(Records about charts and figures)

________

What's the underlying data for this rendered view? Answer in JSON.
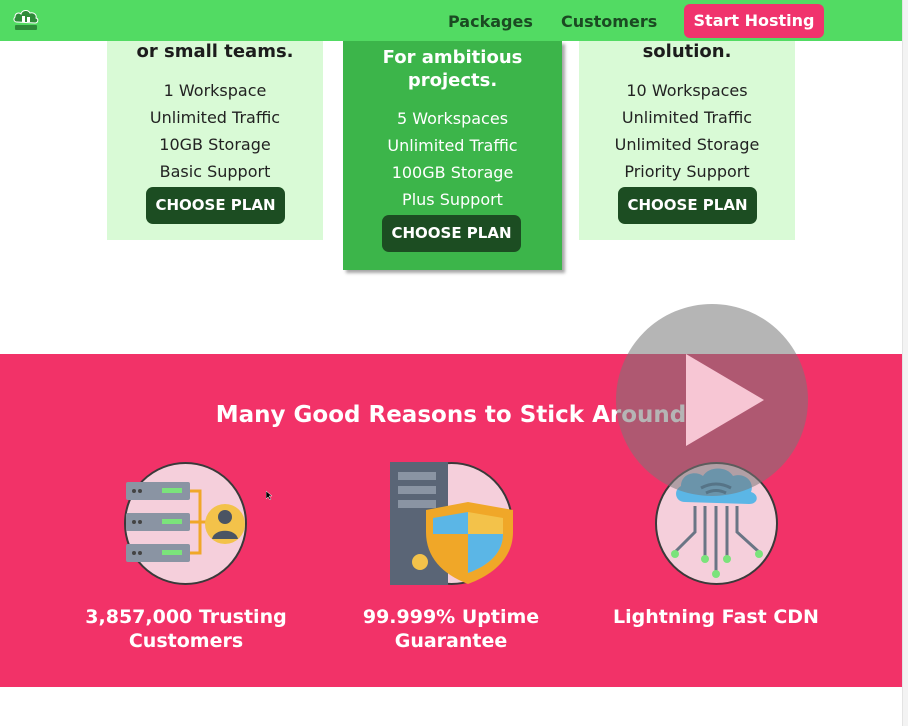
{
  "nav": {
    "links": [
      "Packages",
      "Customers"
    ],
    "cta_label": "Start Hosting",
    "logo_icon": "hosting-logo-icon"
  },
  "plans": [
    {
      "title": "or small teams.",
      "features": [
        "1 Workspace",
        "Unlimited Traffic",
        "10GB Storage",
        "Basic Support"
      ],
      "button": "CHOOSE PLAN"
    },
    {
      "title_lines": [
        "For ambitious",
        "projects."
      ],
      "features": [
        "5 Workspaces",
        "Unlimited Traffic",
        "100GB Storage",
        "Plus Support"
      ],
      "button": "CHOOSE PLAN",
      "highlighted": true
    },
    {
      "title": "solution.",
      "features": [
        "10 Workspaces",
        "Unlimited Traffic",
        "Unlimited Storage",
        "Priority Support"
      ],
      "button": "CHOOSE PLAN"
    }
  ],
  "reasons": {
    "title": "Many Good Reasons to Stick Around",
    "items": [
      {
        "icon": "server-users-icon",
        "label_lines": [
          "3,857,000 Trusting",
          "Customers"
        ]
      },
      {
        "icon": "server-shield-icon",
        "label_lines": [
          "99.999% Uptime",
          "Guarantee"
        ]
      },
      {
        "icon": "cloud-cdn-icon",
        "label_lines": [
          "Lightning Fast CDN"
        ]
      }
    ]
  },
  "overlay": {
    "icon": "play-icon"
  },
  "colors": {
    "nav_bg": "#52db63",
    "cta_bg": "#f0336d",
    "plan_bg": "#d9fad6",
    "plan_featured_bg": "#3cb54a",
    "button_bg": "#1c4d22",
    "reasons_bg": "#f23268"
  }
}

________

§ Given task
Produce an exact copy of each line of data, skipping embedded images.

§ Result of the task
What's the underlying data for this rendered view? Answer in JSON.
{
  "nav": {
    "links": [
      "Packages",
      "Customers"
    ],
    "cta_label": "Start Hosting",
    "logo_icon": "hosting-logo-icon"
  },
  "plans": [
    {
      "title": "or small teams.",
      "features": [
        "1 Workspace",
        "Unlimited Traffic",
        "10GB Storage",
        "Basic Support"
      ],
      "button": "CHOOSE PLAN"
    },
    {
      "title_lines": [
        "For ambitious",
        "projects."
      ],
      "features": [
        "5 Workspaces",
        "Unlimited Traffic",
        "100GB Storage",
        "Plus Support"
      ],
      "button": "CHOOSE PLAN",
      "highlighted": true
    },
    {
      "title": "solution.",
      "features": [
        "10 Workspaces",
        "Unlimited Traffic",
        "Unlimited Storage",
        "Priority Support"
      ],
      "button": "CHOOSE PLAN"
    }
  ],
  "reasons": {
    "title": "Many Good Reasons to Stick Around",
    "items": [
      {
        "icon": "server-users-icon",
        "label_lines": [
          "3,857,000 Trusting",
          "Customers"
        ]
      },
      {
        "icon": "server-shield-icon",
        "label_lines": [
          "99.999% Uptime",
          "Guarantee"
        ]
      },
      {
        "icon": "cloud-cdn-icon",
        "label_lines": [
          "Lightning Fast CDN"
        ]
      }
    ]
  },
  "overlay": {
    "icon": "play-icon"
  },
  "colors": {
    "nav_bg": "#52db63",
    "cta_bg": "#f0336d",
    "plan_bg": "#d9fad6",
    "plan_featured_bg": "#3cb54a",
    "button_bg": "#1c4d22",
    "reasons_bg": "#f23268"
  }
}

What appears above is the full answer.